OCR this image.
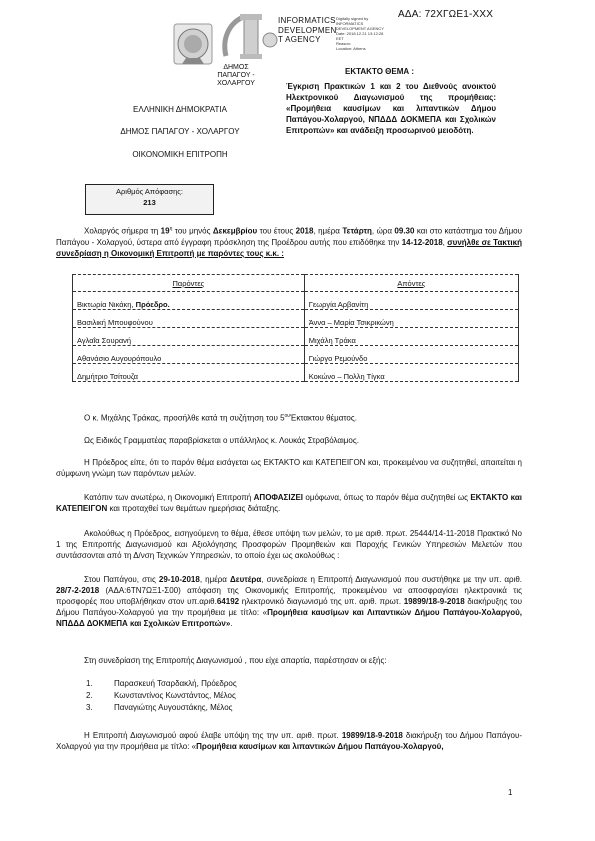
ΑΔΑ: 72ΧΓΩΕ1-ΧΧΧ
ΔΗΜΟΣ
ΠΑΠΑΓΟΥ - ΧΟΛΑΡΓΟΥ
INFORMATICS
DEVELOPMEN
T AGENCY
Digitally signed by
INFORMATICS
DEVELOPMENT AGENCY
Date: 2018.12.21 13:12:28
EET
Reason:
Location: Athens
ΕΛΛΗΝΙΚΗ ΔΗΜΟΚΡΑΤΙΑ
ΔΗΜΟΣ ΠΑΠΑΓΟΥ - ΧΟΛΑΡΓΟΥ
ΟΙΚΟΝΟΜΙΚΗ ΕΠΙΤΡΟΠΗ
ΕΚΤΑΚΤΟ ΘΕΜΑ :
Έγκριση Πρακτικών 1 και 2 του Διεθνούς ανοικτού Ηλεκτρονικού Διαγωνισμού της προμήθειας: «Προμήθεια καυσίμων και λιπαντικών Δήμου Παπάγου-Χολαργού, ΝΠΔΔΔ ΔΟΚΜΕΠΑ και Σχολικών Επιτροπών» και ανάδειξη προσωρινού μειοδότη.
Αριθμός Απόφασης:
213
Χολαργός σήμερα τη $19^\eta$ του μηνός Δεκεμβρίου του έτους 2018, ημέρα Τετάρτη, ώρα 09.30 και στο κατάστημα του Δήμου Παπάγου - Χολαργού, ύστερα από έγγραφη πρόσκληση της Προέδρου αυτής που επιδόθηκε την 14-12-2018, συνήλθε σε Τακτική συνεδρίαση η Οικονομική Επιτροπή με παρόντες τους κ.κ. :
Παρόντες	Απόντες
Βικτωρία Νικάκη, Πρόεδρο.	Γεωργία Αρβανίτη
Βασιλική Μπουφούνου	Άννα – Μαρία Τσικρικώνη
Αγλαΐα Σουρανή	Μιχάλη Τράκα
Αθανάσιο Αυγουρόπουλο	Γιώργο Ρεμούνδο
Δημήτριο Τσίτουζα	Κοκώνο – Πολλη Τίγκα
Ο κ. Μιχάλης Τράκας, προσήλθε κατά τη συζήτηση του $5^{o\upsilon}Έ\kappa\tau\alpha\kappa\tau o\upsilon$ θέματος.
Ως Ειδικός Γραμματέας παραβρίσκεται ο υπάλληλος κ. Λουκάς Στραβόλαιμος.
Η Πρόεδρος είπε, ότι το παρόν θέμα εισάγεται ως ΕΚΤΑΚΤΟ και ΚΑΤΕΠΕΙΓΟΝ και, προκειμένου να συζητηθεί, απαιτείται η σύμφωνη γνώμη των παρόντων μελών.
Κατόπιν των ανωτέρω, η Οικονομική Επιτροπή ΑΠΟΦΑΣΙΖΕΙ ομόφωνα, όπως το παρόν θέμα συζητηθεί ως ΕΚΤΑΚΤΟ και ΚΑΤΕΠΕΙΓΟΝ και προταχθεί των θεμάτων ημερήσιας διάταξης.
Ακολούθως η Πρόεδρος, εισηγούμενη το θέμα, έθεσε υπόψη των μελών, το με αριθ. πρωτ. 25444/14-11-2018 Πρακτικό Νο 1 της Επιτροπής Διαγωνισμού και Αξιολόγησης Προσφορών Προμηθειών και Παροχής Γενικών Υπηρεσιών Μελετών που συντάσσονται από τη Δ/νση Τεχνικών Υπηρεσιών, το οποίο έχει ως ακολούθως :
Στου Παπάγου, στις 29-10-2018, ημέρα Δευτέρα, συνεδρίασε η Επιτροπή Διαγωνισμού που συστήθηκε με την υπ. αριθ. 28/7-2-2018 (ΑΔΑ:6ΤΝ7ΩΞ1-Σ00) απόφαση της Οικονομικής Επιτροπής, προκειμένου να αποσφραγίσει ηλεκτρονικά τις προσφορές που υποβλήθηκαν στον υπ.αριθ.64192 ηλεκτρονικό διαγωνισμό της υπ. αριθ. πρωτ. 19899/18-9-2018 διακήρυξης του Δήμου Παπάγου-Χολαργού για την προμήθεια με τίτλο: «Προμήθεια καυσίμων και Λιπαντικών Δήμου Παπάγου-Χολαργού, ΝΠΔΔΔ ΔΟΚΜΕΠΑ και Σχολικών Επιτροπών».
Στη συνεδρίαση της Επιτροπής Διαγωνισμού , που είχε απαρτία, παρέστησαν οι εξής:
1.	Παρασκευή Τσαρδακλή, Πρόεδρος
2.	Κωνσταντίνος Κωνστάντος, Μέλος
3.	Παναγιώτης Αυγουστάκης, Μέλος
Η Επιτροπή Διαγωνισμού αφού έλαβε υπόψη της την υπ. αριθ. πρωτ. 19899/18-9-2018 διακήρυξη του Δήμου Παπάγου-Χολαργού για την προμήθεια με τίτλο: «Προμήθεια καυσίμων και λιπαντικών Δήμου Παπάγου-Χολαργού,
1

┄┄┄┄┄┄┄┄┄┄┄┄┄┄┄┄┄┄┄┄

● TO BE DONE: How many of the lines above include the string "Πρόεδρος"? Reply with the number by itself.

● CORRECT ANSWER: 3